From the listing below, extract every line in which the word "object" appears.

********************

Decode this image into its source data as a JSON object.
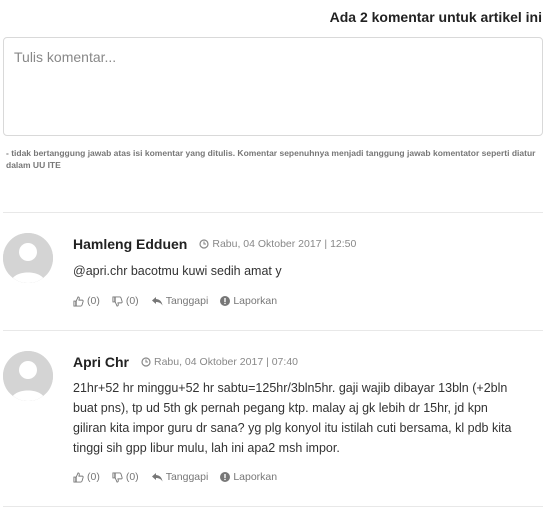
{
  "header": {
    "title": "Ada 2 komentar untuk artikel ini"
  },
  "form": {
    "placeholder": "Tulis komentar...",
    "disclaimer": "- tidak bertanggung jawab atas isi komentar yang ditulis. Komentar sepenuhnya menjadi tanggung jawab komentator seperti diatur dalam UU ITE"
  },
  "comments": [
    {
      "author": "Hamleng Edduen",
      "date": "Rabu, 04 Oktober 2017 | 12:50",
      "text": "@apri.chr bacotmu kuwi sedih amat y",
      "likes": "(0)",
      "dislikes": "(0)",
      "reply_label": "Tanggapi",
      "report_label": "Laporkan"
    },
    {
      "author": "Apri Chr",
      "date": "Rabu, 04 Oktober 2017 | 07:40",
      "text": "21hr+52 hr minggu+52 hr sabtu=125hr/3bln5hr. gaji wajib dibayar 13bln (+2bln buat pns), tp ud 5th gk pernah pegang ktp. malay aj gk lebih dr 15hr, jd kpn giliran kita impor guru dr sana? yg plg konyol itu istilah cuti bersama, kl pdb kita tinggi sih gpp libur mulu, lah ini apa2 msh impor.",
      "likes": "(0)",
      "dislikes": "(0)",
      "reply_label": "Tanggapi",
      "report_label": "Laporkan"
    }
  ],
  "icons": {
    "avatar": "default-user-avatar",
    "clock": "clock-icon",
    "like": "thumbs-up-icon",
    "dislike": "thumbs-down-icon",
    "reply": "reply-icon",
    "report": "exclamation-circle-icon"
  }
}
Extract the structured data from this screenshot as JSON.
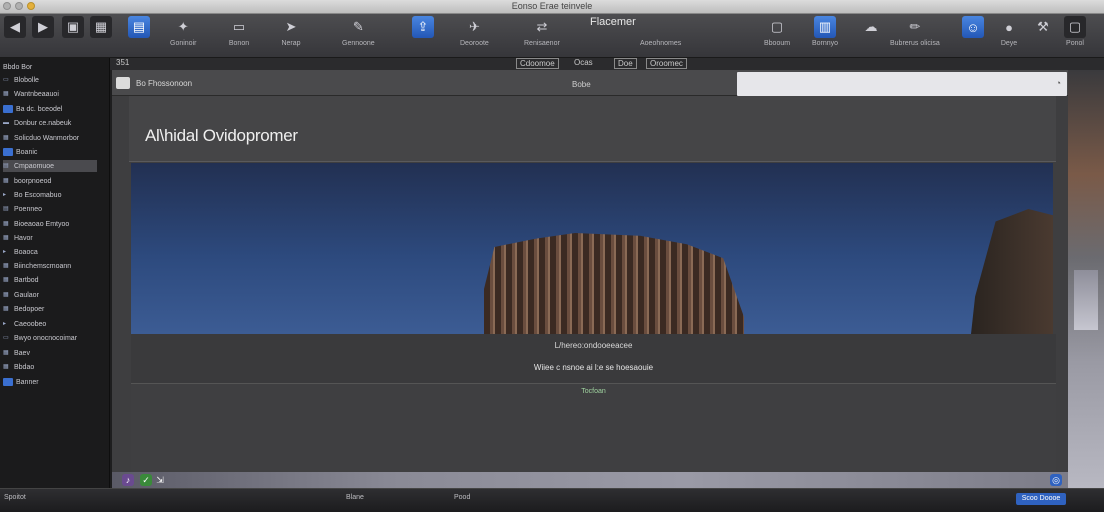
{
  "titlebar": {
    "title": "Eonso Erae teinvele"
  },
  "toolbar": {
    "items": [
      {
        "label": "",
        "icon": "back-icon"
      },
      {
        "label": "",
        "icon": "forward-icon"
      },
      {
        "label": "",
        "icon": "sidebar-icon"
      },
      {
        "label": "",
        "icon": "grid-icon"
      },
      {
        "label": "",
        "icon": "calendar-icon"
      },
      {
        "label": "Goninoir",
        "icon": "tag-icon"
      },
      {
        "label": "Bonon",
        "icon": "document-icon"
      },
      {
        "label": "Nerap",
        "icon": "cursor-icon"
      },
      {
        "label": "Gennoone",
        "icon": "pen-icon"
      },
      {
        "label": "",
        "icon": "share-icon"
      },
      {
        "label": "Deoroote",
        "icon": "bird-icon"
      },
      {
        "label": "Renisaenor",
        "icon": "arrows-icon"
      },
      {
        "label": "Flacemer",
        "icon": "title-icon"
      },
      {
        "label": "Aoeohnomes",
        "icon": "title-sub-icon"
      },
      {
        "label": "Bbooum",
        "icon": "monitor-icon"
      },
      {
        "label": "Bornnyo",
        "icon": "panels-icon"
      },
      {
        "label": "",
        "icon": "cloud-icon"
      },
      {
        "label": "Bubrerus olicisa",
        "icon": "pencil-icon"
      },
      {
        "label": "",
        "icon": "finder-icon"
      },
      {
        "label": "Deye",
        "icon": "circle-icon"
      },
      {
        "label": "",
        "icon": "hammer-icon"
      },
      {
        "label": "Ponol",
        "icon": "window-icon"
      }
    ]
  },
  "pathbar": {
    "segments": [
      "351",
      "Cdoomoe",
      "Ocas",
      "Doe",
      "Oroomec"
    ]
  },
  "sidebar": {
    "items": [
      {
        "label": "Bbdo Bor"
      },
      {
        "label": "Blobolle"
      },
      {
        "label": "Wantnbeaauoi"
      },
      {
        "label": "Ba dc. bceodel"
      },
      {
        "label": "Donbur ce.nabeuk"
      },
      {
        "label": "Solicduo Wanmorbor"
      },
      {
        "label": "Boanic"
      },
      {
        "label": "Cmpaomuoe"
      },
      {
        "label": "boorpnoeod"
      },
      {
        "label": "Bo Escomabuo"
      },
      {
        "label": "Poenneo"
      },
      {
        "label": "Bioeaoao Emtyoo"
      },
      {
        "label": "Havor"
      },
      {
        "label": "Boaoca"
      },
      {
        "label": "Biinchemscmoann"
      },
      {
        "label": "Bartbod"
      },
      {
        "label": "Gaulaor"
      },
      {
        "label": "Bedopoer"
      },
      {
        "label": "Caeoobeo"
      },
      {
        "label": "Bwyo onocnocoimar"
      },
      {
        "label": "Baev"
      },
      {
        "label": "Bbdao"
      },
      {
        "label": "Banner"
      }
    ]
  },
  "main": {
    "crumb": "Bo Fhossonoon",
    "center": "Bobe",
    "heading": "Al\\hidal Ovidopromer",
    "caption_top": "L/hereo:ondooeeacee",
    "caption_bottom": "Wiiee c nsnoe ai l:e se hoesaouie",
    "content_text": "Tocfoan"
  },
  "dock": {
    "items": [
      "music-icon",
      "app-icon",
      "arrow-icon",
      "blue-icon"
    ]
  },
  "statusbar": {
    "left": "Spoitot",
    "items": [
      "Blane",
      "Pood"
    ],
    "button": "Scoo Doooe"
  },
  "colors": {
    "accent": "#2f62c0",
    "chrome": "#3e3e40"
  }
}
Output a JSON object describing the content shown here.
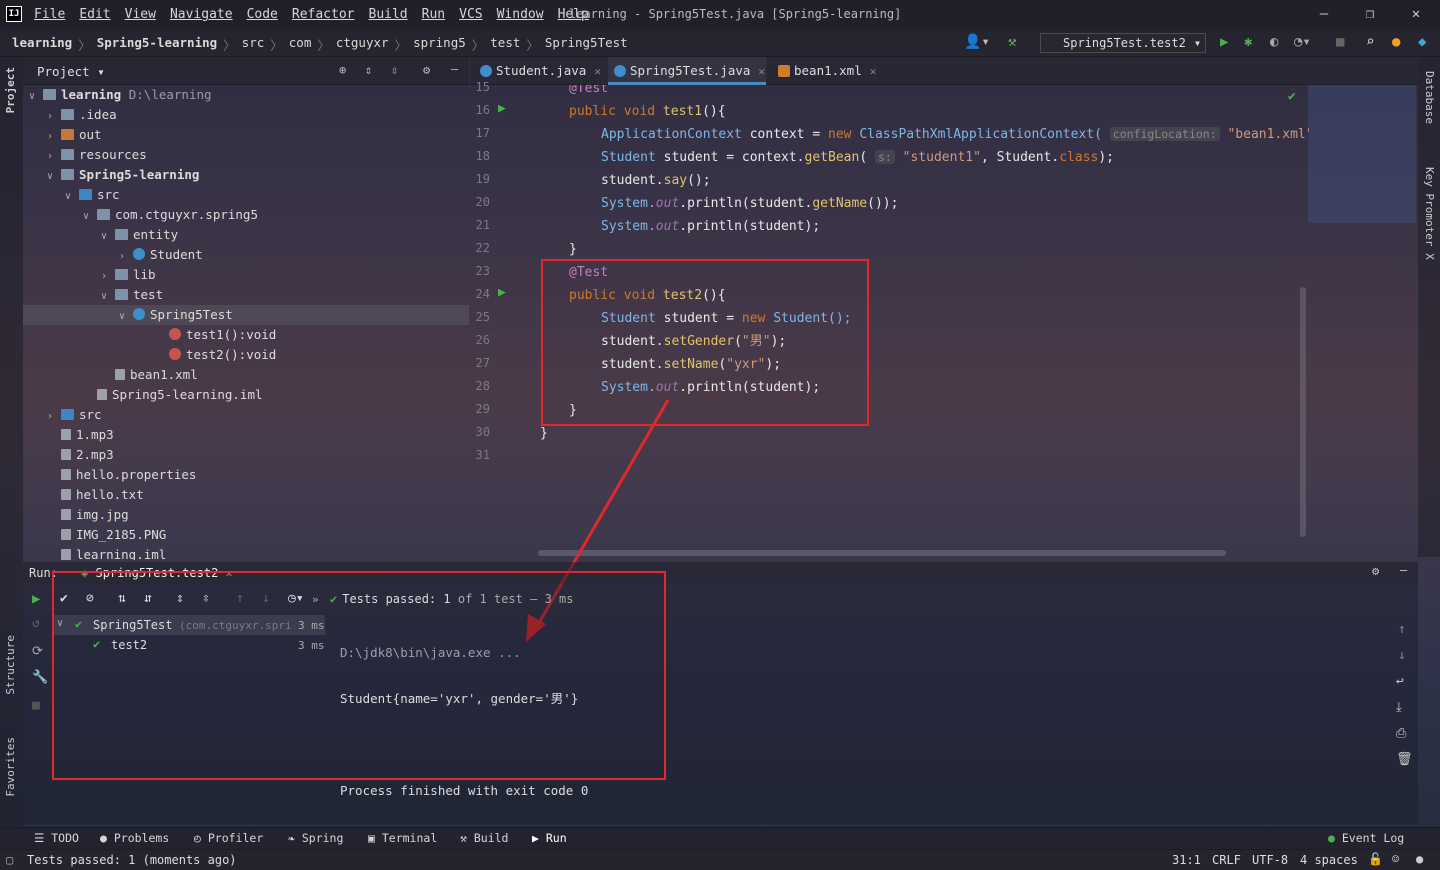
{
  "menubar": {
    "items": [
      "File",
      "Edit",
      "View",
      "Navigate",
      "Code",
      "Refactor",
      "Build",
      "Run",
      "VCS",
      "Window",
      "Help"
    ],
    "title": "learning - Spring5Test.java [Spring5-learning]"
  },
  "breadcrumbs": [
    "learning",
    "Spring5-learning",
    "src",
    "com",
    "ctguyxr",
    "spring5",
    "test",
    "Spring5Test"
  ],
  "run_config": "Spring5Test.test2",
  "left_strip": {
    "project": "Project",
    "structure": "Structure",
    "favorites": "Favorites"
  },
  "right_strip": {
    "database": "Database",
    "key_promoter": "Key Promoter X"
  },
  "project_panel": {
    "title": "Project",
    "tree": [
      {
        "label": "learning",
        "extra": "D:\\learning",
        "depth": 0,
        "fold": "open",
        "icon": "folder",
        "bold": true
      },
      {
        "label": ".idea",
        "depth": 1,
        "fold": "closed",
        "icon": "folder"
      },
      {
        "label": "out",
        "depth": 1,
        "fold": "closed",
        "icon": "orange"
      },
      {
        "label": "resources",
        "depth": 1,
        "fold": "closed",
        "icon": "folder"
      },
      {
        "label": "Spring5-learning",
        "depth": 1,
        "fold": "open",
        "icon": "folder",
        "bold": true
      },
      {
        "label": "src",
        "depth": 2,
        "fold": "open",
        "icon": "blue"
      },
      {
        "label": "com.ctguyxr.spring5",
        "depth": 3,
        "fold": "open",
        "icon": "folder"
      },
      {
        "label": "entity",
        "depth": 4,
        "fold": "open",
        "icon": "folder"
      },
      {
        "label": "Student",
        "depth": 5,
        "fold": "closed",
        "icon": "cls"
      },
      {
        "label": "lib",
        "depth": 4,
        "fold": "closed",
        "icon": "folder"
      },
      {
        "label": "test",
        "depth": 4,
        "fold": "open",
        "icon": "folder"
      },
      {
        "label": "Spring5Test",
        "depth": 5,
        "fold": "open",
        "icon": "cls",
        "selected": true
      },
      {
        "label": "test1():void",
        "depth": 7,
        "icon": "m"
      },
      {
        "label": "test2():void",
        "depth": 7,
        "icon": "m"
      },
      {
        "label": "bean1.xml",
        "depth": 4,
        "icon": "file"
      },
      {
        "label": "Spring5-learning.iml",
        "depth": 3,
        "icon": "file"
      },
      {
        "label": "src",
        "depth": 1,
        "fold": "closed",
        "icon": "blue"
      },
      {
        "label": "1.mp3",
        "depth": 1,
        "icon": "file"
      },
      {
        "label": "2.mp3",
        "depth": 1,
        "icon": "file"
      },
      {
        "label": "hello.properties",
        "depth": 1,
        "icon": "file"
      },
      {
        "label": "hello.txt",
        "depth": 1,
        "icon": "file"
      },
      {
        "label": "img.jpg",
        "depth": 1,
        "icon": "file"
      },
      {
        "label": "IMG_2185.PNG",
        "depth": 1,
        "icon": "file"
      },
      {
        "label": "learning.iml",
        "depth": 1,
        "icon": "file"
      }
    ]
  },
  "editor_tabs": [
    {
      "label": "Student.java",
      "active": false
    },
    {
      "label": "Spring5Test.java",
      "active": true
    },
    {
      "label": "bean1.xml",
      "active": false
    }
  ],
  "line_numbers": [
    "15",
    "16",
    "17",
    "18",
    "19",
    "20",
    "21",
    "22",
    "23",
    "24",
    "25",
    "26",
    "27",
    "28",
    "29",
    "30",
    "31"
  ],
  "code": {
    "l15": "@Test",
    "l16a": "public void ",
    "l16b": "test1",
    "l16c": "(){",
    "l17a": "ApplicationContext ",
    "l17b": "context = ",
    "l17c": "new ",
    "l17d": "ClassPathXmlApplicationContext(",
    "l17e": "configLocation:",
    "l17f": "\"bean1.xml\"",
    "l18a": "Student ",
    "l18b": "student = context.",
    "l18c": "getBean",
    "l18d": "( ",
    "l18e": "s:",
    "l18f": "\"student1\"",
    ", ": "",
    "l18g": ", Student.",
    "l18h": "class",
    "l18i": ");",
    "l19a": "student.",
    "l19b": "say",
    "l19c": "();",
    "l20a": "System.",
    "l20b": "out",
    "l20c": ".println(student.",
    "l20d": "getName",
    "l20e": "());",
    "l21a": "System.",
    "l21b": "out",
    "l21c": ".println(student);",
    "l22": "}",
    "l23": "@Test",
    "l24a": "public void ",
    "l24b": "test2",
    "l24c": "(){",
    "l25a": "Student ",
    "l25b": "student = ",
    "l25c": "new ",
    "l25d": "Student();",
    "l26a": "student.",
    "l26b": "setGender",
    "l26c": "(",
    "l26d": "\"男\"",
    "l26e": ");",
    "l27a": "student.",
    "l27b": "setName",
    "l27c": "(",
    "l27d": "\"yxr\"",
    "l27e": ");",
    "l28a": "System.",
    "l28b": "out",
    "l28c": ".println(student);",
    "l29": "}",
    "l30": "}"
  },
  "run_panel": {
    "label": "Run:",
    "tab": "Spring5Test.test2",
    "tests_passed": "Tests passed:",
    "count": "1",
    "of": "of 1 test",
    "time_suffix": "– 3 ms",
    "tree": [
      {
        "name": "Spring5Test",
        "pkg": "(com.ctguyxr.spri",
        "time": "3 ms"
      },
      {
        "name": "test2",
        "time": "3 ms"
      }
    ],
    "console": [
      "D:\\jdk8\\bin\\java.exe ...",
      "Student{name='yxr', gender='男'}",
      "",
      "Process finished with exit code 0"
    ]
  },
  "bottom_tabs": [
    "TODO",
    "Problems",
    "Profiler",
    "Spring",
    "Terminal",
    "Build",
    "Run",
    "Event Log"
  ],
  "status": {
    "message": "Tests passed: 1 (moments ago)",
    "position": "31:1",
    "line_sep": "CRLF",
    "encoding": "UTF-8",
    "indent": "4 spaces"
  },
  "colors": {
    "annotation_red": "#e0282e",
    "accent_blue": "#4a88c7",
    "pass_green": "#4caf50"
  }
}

********************

## RESPONSE FOR THIS EXERCISE
Decode this image into its source data as a JSON object.
Output a JSON object describing the content shown here.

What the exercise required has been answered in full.